### WRITTEN TASK
Each line that holds the word "brand" counts once. Give the total number of such lines and nothing else.

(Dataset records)
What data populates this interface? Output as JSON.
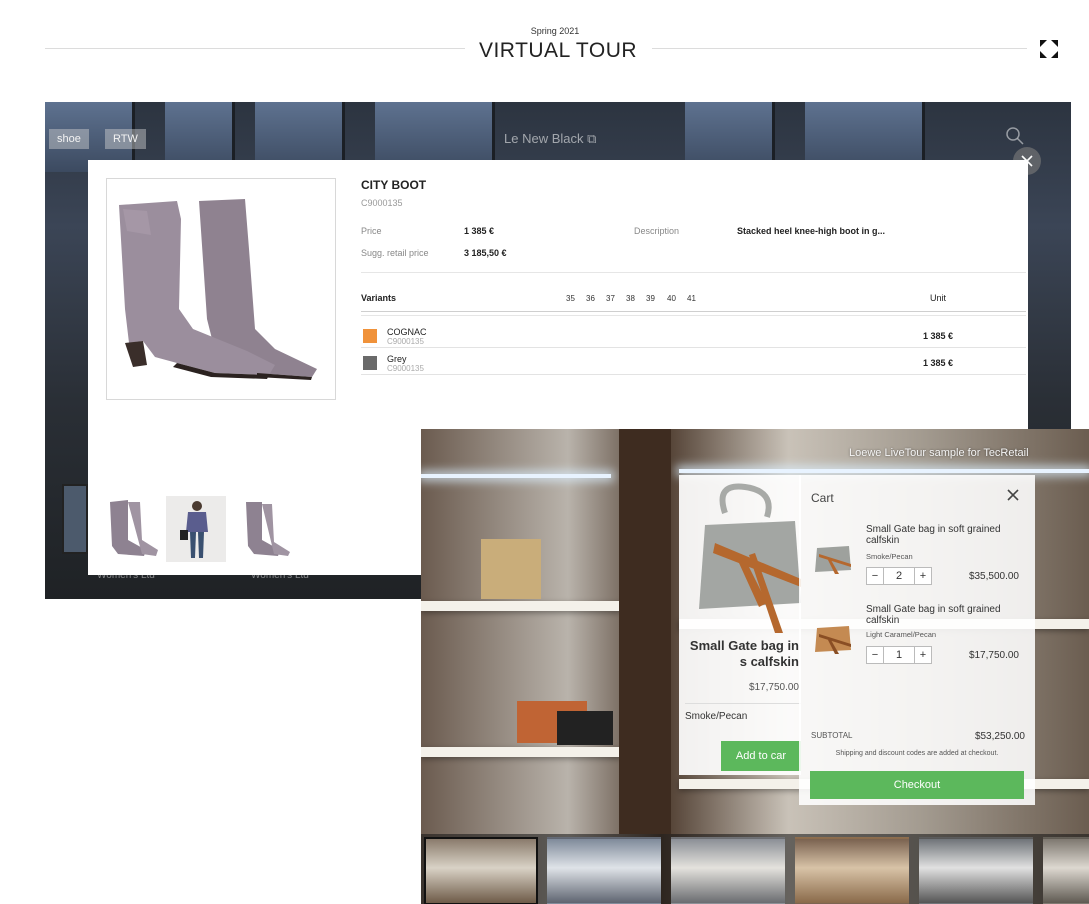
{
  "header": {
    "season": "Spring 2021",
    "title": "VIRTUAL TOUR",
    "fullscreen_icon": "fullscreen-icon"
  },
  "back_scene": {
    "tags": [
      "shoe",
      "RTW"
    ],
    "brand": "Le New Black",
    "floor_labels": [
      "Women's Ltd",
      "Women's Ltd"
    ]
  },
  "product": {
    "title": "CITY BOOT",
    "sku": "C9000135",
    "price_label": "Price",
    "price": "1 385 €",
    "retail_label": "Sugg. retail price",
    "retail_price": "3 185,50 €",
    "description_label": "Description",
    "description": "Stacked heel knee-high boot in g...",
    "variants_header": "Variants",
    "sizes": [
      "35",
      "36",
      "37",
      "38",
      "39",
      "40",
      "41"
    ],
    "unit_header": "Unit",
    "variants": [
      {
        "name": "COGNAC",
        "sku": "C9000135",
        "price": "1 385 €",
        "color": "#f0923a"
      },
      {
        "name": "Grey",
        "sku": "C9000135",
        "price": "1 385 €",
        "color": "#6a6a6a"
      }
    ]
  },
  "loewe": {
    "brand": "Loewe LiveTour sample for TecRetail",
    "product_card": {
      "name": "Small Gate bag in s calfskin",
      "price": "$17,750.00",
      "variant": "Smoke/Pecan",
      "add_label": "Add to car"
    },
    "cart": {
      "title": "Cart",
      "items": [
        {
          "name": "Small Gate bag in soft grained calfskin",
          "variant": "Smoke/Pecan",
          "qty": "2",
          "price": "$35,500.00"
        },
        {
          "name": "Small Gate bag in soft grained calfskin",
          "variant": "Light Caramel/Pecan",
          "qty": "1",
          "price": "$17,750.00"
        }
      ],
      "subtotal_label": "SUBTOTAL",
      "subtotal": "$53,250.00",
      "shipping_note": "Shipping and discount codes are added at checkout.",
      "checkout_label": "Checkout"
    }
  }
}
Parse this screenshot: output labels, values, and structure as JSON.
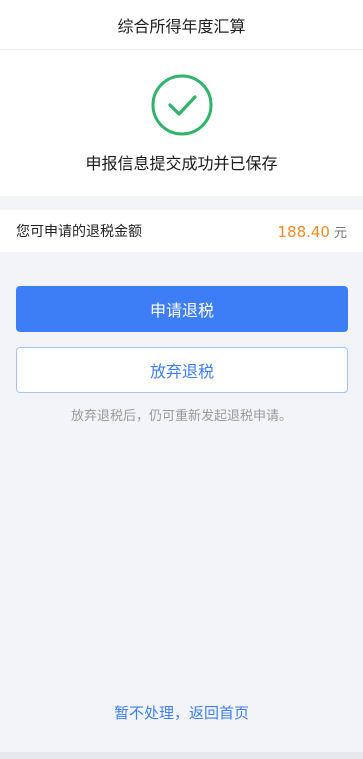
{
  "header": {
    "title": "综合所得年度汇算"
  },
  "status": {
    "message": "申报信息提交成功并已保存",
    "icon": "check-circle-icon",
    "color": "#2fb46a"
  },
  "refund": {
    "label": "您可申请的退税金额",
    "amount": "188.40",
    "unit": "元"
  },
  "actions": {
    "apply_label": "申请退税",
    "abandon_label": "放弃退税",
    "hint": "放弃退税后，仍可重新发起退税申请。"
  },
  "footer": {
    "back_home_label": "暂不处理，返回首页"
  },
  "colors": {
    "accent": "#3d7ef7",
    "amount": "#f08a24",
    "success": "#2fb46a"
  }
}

==

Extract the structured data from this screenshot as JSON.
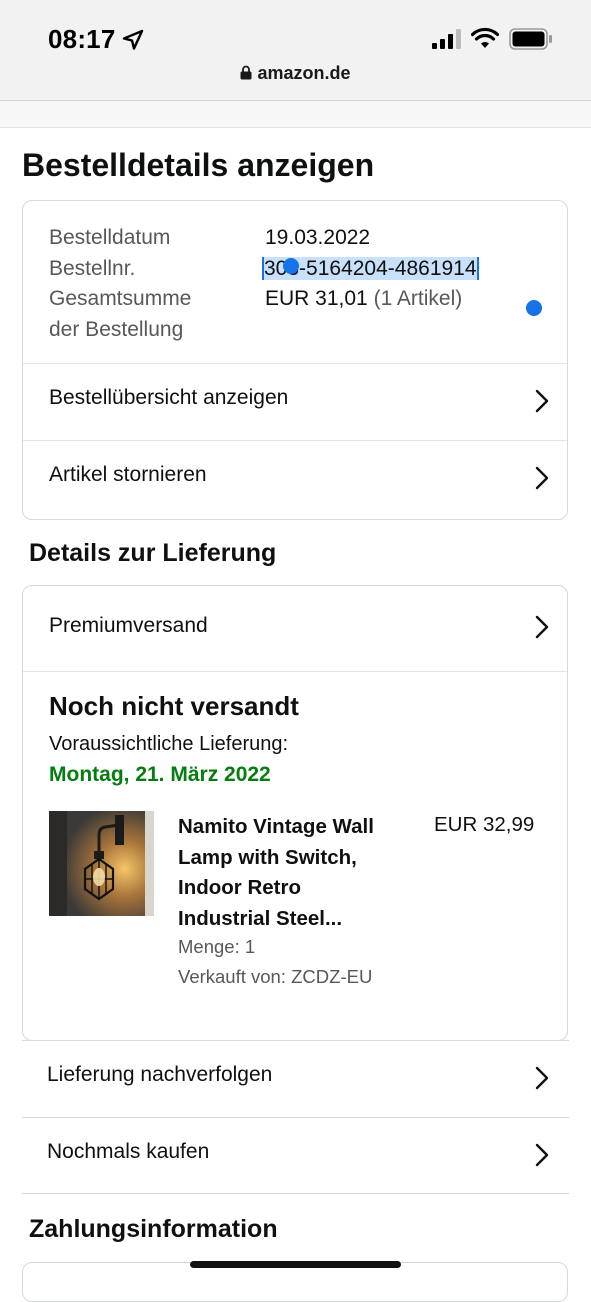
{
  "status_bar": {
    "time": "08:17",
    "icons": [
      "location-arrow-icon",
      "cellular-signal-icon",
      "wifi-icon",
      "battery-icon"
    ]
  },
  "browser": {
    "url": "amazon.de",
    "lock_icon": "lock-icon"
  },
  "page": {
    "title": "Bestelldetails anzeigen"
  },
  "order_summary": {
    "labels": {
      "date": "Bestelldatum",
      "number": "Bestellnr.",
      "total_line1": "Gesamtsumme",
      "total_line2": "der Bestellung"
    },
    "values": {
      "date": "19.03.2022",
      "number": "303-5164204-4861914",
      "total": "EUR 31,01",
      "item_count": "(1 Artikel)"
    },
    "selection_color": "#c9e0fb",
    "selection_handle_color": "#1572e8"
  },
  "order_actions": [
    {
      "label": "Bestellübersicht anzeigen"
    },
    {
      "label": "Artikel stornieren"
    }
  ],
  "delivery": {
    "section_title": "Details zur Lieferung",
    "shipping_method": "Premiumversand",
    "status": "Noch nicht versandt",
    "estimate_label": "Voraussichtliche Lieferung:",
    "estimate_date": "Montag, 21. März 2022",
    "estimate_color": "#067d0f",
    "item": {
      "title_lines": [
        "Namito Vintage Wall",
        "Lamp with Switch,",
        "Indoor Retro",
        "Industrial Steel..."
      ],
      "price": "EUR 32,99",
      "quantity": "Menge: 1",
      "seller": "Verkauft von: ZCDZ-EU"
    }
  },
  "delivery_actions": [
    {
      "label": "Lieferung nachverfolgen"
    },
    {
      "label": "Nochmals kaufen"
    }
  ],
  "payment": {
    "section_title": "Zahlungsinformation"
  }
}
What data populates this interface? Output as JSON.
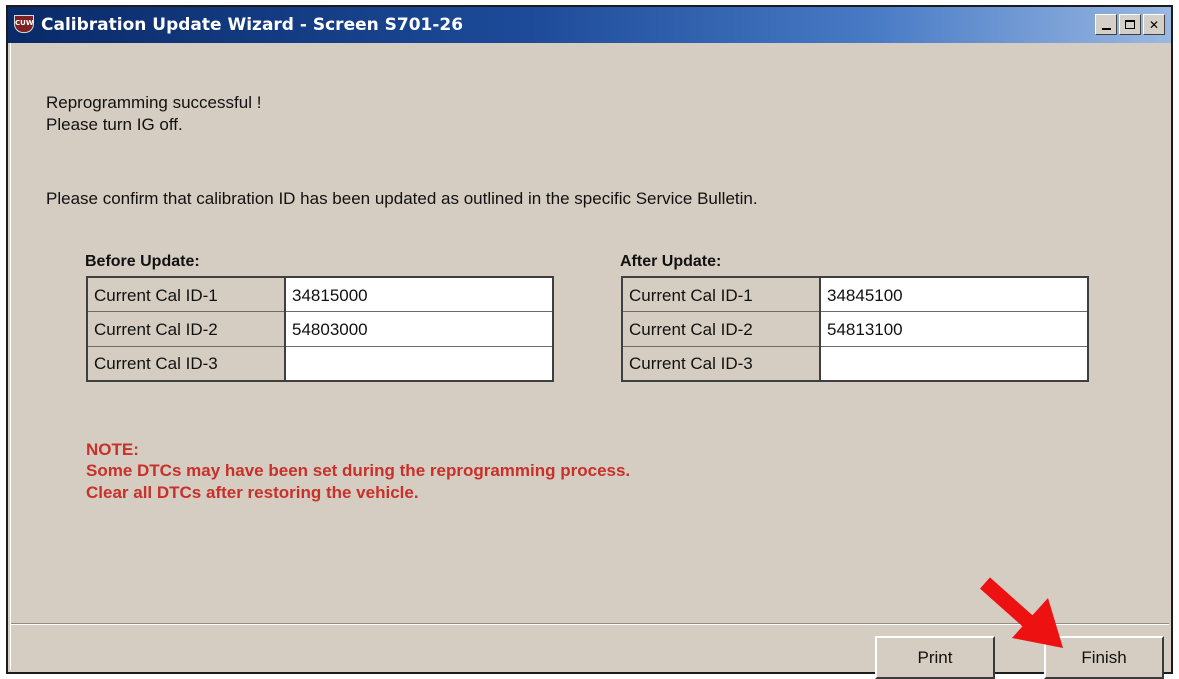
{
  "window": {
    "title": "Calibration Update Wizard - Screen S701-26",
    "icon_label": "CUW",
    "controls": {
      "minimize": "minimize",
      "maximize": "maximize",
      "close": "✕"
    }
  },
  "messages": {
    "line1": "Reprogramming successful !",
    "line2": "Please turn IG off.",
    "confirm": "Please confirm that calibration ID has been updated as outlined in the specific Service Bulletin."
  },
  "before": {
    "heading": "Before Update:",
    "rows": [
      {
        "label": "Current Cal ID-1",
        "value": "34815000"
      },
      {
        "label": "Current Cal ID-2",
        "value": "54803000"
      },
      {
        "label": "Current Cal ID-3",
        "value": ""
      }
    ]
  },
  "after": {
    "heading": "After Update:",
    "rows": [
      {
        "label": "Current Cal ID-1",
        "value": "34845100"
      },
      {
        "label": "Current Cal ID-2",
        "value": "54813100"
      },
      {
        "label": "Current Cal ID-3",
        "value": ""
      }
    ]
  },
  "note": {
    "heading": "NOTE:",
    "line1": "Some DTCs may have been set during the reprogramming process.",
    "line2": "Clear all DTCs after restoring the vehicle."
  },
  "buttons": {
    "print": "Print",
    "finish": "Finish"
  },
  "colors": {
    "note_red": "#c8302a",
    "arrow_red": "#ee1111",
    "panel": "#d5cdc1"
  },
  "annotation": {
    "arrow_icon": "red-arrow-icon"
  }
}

--

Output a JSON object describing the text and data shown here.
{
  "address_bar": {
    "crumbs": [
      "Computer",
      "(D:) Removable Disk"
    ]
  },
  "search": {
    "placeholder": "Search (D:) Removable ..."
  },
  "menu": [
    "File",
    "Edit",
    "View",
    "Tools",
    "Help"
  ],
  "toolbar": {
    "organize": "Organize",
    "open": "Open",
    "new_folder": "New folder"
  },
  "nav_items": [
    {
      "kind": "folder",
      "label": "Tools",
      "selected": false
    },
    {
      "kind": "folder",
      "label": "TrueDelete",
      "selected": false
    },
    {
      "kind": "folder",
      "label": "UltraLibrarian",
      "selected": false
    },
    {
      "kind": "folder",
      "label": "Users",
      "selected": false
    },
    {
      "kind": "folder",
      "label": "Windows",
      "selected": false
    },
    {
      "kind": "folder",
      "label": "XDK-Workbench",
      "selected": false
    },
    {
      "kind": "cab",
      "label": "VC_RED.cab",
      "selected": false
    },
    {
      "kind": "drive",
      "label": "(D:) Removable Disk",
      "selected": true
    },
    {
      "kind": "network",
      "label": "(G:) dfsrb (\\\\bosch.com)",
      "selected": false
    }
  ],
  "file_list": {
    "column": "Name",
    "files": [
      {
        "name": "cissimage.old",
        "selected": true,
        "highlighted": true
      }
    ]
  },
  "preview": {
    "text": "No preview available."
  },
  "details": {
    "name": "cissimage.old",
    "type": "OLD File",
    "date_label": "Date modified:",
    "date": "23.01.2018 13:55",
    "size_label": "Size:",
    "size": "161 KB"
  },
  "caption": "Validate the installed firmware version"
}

### WRITTEN SOLUTION
2